_AIM OF THE EXERCISE_
Write out the material below again, unchanged.

(Stored items)

* begin *

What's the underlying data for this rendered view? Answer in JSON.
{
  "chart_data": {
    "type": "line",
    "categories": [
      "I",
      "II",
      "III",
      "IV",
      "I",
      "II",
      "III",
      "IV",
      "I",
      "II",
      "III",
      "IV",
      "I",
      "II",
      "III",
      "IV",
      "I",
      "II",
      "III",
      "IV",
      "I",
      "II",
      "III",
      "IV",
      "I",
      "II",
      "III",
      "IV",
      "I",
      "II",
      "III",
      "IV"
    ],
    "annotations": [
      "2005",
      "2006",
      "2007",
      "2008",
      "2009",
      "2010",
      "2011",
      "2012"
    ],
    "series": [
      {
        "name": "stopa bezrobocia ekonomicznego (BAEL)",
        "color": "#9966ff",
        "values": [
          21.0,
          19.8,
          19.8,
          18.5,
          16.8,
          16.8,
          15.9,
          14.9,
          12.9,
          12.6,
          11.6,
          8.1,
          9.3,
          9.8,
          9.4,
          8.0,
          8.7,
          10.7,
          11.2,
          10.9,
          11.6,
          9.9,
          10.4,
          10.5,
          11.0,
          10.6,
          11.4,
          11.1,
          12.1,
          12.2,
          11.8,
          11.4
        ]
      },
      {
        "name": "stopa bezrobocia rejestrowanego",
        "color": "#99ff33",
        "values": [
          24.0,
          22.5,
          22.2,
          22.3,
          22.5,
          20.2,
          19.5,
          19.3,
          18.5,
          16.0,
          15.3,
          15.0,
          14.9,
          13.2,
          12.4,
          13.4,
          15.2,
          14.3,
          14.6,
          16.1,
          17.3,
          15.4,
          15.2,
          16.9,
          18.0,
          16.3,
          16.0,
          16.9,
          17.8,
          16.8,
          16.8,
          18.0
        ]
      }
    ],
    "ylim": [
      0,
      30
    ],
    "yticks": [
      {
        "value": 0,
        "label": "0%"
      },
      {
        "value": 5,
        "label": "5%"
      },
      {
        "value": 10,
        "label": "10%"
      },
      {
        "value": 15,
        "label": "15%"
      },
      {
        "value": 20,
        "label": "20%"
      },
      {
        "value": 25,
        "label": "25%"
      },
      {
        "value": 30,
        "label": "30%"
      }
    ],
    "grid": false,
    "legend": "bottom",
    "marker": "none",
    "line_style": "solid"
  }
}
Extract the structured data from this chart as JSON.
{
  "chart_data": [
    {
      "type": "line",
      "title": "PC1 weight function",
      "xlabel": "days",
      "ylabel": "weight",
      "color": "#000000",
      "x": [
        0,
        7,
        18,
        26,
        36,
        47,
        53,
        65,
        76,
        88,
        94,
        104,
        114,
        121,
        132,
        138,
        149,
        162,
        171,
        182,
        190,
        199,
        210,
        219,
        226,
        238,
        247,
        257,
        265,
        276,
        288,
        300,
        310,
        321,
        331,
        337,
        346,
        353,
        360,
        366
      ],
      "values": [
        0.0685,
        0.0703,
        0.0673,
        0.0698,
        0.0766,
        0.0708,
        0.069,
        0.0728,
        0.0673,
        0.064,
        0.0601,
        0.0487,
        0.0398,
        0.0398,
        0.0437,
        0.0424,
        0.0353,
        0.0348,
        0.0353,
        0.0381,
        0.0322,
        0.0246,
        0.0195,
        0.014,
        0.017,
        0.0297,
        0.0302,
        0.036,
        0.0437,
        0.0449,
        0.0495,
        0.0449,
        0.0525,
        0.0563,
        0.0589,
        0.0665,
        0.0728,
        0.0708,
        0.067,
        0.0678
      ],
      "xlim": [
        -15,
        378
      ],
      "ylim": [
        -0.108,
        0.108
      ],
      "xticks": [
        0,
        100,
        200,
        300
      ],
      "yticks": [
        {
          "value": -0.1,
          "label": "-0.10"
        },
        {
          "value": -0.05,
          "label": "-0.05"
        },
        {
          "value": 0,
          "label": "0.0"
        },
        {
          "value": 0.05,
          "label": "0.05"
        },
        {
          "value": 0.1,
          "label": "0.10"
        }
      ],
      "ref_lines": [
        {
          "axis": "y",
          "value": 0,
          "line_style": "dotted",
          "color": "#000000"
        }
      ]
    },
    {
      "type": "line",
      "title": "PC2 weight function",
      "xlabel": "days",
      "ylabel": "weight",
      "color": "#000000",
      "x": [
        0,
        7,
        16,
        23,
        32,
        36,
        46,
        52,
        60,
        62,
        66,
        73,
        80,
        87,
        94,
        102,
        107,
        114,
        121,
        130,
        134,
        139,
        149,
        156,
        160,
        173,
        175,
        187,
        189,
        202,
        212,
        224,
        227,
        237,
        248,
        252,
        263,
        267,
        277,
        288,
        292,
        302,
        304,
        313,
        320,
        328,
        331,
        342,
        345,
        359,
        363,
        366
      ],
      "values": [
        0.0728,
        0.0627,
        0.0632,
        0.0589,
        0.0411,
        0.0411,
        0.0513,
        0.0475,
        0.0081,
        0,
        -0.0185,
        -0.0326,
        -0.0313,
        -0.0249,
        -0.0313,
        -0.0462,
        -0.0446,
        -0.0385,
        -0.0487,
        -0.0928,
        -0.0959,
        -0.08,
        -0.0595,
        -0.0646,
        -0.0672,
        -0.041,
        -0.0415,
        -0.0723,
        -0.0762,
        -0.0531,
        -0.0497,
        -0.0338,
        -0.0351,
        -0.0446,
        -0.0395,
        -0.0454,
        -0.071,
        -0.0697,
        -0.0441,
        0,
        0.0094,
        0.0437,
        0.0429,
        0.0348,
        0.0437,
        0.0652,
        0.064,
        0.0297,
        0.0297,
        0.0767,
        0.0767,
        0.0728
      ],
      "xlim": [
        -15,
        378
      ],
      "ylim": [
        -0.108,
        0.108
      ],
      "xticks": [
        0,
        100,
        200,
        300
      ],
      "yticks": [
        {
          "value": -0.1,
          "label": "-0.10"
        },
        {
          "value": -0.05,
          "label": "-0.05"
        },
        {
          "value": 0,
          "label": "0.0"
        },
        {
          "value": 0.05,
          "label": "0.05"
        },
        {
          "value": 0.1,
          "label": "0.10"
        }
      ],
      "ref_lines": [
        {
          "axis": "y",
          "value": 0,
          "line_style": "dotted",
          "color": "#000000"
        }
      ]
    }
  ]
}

* end *

_RESULT FOR THIS EXERCISE_
What's the underlying data for this rendered view? Answer in JSON.
{
  "chart_data": {
    "type": "line",
    "categories": [
      "I",
      "II",
      "III",
      "IV",
      "I",
      "II",
      "III",
      "IV",
      "I",
      "II",
      "III",
      "IV",
      "I",
      "II",
      "III",
      "IV",
      "I",
      "II",
      "III",
      "IV",
      "I",
      "II",
      "III",
      "IV",
      "I",
      "II",
      "III",
      "IV",
      "I",
      "II",
      "III",
      "IV"
    ],
    "annotations": [
      "2005",
      "2006",
      "2007",
      "2008",
      "2009",
      "2010",
      "2011",
      "2012"
    ],
    "series": [
      {
        "name": "stopa bezrobocia ekonomicznego (BAEL)",
        "color": "#9966ff",
        "values": [
          21.0,
          19.8,
          19.8,
          18.5,
          16.8,
          16.8,
          15.9,
          14.9,
          12.9,
          12.6,
          11.6,
          8.1,
          9.3,
          9.8,
          9.4,
          8.0,
          8.7,
          10.7,
          11.2,
          10.9,
          11.6,
          9.9,
          10.4,
          10.5,
          11.0,
          10.6,
          11.4,
          11.1,
          12.1,
          12.2,
          11.8,
          11.4
        ]
      },
      {
        "name": "stopa bezrobocia rejestrowanego",
        "color": "#99ff33",
        "values": [
          24.0,
          22.5,
          22.2,
          22.3,
          22.5,
          20.2,
          19.5,
          19.3,
          18.5,
          16.0,
          15.3,
          15.0,
          14.9,
          13.2,
          12.4,
          13.4,
          15.2,
          14.3,
          14.6,
          16.1,
          17.3,
          15.4,
          15.2,
          16.9,
          18.0,
          16.3,
          16.0,
          16.9,
          17.8,
          16.8,
          16.8,
          18.0
        ]
      }
    ],
    "ylim": [
      0,
      30
    ],
    "yticks": [
      {
        "value": 0,
        "label": "0%"
      },
      {
        "value": 5,
        "label": "5%"
      },
      {
        "value": 10,
        "label": "10%"
      },
      {
        "value": 15,
        "label": "15%"
      },
      {
        "value": 20,
        "label": "20%"
      },
      {
        "value": 25,
        "label": "25%"
      },
      {
        "value": 30,
        "label": "30%"
      }
    ],
    "grid": false,
    "legend": "bottom",
    "marker": "none",
    "line_style": "solid"
  }
}
Extract the structured data from this chart as JSON.
{
  "chart_data": [
    {
      "type": "line",
      "title": "PC1 weight function",
      "xlabel": "days",
      "ylabel": "weight",
      "color": "#000000",
      "x": [
        0,
        7,
        18,
        26,
        36,
        47,
        53,
        65,
        76,
        88,
        94,
        104,
        114,
        121,
        132,
        138,
        149,
        162,
        171,
        182,
        190,
        199,
        210,
        219,
        226,
        238,
        247,
        257,
        265,
        276,
        288,
        300,
        310,
        321,
        331,
        337,
        346,
        353,
        360,
        366
      ],
      "values": [
        0.0685,
        0.0703,
        0.0673,
        0.0698,
        0.0766,
        0.0708,
        0.069,
        0.0728,
        0.0673,
        0.064,
        0.0601,
        0.0487,
        0.0398,
        0.0398,
        0.0437,
        0.0424,
        0.0353,
        0.0348,
        0.0353,
        0.0381,
        0.0322,
        0.0246,
        0.0195,
        0.014,
        0.017,
        0.0297,
        0.0302,
        0.036,
        0.0437,
        0.0449,
        0.0495,
        0.0449,
        0.0525,
        0.0563,
        0.0589,
        0.0665,
        0.0728,
        0.0708,
        0.067,
        0.0678
      ],
      "xlim": [
        -15,
        378
      ],
      "ylim": [
        -0.108,
        0.108
      ],
      "xticks": [
        0,
        100,
        200,
        300
      ],
      "yticks": [
        {
          "value": -0.1,
          "label": "-0.10"
        },
        {
          "value": -0.05,
          "label": "-0.05"
        },
        {
          "value": 0,
          "label": "0.0"
        },
        {
          "value": 0.05,
          "label": "0.05"
        },
        {
          "value": 0.1,
          "label": "0.10"
        }
      ],
      "ref_lines": [
        {
          "axis": "y",
          "value": 0,
          "line_style": "dotted",
          "color": "#000000"
        }
      ]
    },
    {
      "type": "line",
      "title": "PC2 weight function",
      "xlabel": "days",
      "ylabel": "weight",
      "color": "#000000",
      "x": [
        0,
        7,
        16,
        23,
        32,
        36,
        46,
        52,
        60,
        62,
        66,
        73,
        80,
        87,
        94,
        102,
        107,
        114,
        121,
        130,
        134,
        139,
        149,
        156,
        160,
        173,
        175,
        187,
        189,
        202,
        212,
        224,
        227,
        237,
        248,
        252,
        263,
        267,
        277,
        288,
        292,
        302,
        304,
        313,
        320,
        328,
        331,
        342,
        345,
        359,
        363,
        366
      ],
      "values": [
        0.0728,
        0.0627,
        0.0632,
        0.0589,
        0.0411,
        0.0411,
        0.0513,
        0.0475,
        0.0081,
        0,
        -0.0185,
        -0.0326,
        -0.0313,
        -0.0249,
        -0.0313,
        -0.0462,
        -0.0446,
        -0.0385,
        -0.0487,
        -0.0928,
        -0.0959,
        -0.08,
        -0.0595,
        -0.0646,
        -0.0672,
        -0.041,
        -0.0415,
        -0.0723,
        -0.0762,
        -0.0531,
        -0.0497,
        -0.0338,
        -0.0351,
        -0.0446,
        -0.0395,
        -0.0454,
        -0.071,
        -0.0697,
        -0.0441,
        0,
        0.0094,
        0.0437,
        0.0429,
        0.0348,
        0.0437,
        0.0652,
        0.064,
        0.0297,
        0.0297,
        0.0767,
        0.0767,
        0.0728
      ],
      "xlim": [
        -15,
        378
      ],
      "ylim": [
        -0.108,
        0.108
      ],
      "xticks": [
        0,
        100,
        200,
        300
      ],
      "yticks": [
        {
          "value": -0.1,
          "label": "-0.10"
        },
        {
          "value": -0.05,
          "label": "-0.05"
        },
        {
          "value": 0,
          "label": "0.0"
        },
        {
          "value": 0.05,
          "label": "0.05"
        },
        {
          "value": 0.1,
          "label": "0.10"
        }
      ],
      "ref_lines": [
        {
          "axis": "y",
          "value": 0,
          "line_style": "dotted",
          "color": "#000000"
        }
      ]
    }
  ]
}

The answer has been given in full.